Short task> Copy every line that contains the string "安徽浩宇驾驶培训有限公司" from the entries below.

Saved entries:
*-*-*

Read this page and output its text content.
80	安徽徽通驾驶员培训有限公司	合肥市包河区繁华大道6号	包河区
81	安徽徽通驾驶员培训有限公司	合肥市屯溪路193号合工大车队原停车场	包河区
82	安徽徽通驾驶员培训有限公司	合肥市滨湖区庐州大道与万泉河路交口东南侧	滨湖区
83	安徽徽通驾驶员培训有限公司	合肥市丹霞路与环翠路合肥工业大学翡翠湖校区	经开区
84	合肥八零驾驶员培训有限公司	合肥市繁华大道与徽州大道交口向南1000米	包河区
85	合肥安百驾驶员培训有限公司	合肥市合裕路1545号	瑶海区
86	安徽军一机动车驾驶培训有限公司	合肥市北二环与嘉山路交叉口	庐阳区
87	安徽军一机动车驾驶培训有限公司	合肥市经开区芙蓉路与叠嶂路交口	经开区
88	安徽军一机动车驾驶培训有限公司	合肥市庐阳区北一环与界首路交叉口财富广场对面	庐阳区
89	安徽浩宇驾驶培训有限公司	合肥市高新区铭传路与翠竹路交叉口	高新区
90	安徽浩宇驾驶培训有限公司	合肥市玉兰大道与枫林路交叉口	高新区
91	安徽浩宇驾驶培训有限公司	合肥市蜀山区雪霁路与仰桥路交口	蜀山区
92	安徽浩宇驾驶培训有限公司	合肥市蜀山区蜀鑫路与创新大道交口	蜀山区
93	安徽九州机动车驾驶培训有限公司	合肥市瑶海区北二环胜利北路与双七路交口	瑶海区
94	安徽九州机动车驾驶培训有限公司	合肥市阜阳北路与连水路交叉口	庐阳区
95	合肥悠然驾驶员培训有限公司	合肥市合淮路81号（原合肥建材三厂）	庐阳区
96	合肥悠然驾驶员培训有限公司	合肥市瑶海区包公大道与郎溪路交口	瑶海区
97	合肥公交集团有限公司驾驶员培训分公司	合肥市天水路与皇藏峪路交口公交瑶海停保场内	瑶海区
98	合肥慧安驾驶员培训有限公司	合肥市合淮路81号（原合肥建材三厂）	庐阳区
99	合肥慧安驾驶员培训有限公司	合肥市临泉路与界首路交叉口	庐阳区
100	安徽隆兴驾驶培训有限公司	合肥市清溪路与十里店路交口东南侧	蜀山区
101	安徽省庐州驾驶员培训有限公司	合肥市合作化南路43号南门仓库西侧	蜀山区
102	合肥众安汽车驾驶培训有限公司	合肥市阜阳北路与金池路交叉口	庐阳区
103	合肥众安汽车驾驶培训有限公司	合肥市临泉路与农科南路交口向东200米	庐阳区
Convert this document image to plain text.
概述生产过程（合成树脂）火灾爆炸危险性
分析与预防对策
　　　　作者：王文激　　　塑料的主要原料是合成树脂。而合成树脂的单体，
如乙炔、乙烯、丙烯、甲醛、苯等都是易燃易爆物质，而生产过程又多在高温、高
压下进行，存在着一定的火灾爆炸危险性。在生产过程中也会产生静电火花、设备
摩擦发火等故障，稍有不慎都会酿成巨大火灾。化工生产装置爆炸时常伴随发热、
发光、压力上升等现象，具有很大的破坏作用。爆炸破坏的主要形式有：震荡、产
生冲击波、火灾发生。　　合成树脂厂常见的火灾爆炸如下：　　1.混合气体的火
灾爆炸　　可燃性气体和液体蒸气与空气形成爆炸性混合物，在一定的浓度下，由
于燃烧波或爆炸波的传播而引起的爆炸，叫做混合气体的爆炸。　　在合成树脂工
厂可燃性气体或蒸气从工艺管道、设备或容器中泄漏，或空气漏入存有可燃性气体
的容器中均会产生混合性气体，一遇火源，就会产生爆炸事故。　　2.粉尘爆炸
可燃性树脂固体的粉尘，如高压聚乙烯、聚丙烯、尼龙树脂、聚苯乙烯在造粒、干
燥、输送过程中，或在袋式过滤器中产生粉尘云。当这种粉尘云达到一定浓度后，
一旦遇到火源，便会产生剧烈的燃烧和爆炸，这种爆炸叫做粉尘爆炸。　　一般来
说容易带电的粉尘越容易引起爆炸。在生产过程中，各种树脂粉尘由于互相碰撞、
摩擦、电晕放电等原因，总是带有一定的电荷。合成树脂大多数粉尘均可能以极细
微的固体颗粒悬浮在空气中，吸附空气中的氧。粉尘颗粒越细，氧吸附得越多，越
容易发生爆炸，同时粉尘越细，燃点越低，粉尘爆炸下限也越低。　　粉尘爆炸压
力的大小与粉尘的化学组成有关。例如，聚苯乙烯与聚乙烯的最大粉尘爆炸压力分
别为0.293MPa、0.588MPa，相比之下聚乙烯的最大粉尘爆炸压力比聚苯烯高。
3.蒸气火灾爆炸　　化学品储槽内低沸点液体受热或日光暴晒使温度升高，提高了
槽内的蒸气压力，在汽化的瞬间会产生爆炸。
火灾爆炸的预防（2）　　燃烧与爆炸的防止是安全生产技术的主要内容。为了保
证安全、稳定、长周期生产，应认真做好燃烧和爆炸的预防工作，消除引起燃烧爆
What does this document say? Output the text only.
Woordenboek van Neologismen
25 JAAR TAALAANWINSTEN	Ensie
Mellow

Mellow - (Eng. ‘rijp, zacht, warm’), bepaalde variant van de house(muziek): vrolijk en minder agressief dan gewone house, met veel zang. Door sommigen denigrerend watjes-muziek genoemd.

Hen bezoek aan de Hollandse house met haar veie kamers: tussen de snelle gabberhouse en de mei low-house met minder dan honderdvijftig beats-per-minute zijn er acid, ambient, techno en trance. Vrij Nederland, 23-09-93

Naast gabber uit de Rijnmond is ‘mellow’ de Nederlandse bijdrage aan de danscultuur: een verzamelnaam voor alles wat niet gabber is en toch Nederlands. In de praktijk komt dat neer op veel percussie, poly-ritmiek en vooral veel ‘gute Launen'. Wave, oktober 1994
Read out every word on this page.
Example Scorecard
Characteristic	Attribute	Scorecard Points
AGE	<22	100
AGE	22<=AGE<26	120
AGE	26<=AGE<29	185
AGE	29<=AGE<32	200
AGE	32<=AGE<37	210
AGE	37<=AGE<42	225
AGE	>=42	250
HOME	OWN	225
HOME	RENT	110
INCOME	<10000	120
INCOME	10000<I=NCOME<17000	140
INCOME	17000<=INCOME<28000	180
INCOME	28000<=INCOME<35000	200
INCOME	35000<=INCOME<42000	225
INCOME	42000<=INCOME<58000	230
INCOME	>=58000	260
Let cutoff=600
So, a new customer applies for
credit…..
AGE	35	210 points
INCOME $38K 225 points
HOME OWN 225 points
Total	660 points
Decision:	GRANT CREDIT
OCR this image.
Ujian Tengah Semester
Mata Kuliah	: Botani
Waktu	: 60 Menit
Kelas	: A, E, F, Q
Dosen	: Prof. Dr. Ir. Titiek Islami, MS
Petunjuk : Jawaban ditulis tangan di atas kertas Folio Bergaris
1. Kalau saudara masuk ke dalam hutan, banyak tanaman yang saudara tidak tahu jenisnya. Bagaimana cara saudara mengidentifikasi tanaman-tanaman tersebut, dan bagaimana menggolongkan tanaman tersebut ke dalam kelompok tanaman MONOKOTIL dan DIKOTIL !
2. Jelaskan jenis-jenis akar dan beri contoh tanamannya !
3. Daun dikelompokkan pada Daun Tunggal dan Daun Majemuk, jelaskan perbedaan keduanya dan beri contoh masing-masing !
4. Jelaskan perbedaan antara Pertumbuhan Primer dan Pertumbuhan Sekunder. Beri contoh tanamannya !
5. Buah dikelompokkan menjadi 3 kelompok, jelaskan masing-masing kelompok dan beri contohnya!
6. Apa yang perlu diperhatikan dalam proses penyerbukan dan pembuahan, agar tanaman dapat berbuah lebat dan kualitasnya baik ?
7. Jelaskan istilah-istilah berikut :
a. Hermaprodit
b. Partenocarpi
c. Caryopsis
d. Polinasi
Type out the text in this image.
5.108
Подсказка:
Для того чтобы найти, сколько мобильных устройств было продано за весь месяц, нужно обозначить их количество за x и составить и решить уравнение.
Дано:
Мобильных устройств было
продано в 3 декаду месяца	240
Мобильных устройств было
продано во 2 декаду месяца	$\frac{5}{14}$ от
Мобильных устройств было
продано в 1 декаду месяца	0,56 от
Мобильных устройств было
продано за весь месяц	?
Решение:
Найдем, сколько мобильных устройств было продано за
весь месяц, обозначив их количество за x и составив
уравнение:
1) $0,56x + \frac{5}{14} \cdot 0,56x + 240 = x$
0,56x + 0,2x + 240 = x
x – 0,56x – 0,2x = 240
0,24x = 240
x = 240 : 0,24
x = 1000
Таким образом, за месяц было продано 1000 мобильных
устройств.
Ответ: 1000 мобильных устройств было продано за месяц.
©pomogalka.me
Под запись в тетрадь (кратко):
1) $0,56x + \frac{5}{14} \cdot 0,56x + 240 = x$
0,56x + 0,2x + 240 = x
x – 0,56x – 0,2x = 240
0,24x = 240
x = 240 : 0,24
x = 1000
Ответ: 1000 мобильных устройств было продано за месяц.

*-*-*

Final result>
89	安徽浩宇驾驶培训有限公司	合肥市高新区铭传路与翠竹路交叉口	高新区
90	安徽浩宇驾驶培训有限公司	合肥市玉兰大道与枫林路交叉口	高新区
91	安徽浩宇驾驶培训有限公司	合肥市蜀山区雪霁路与仰桥路交口	蜀山区
92	安徽浩宇驾驶培训有限公司	合肥市蜀山区蜀鑫路与创新大道交口	蜀山区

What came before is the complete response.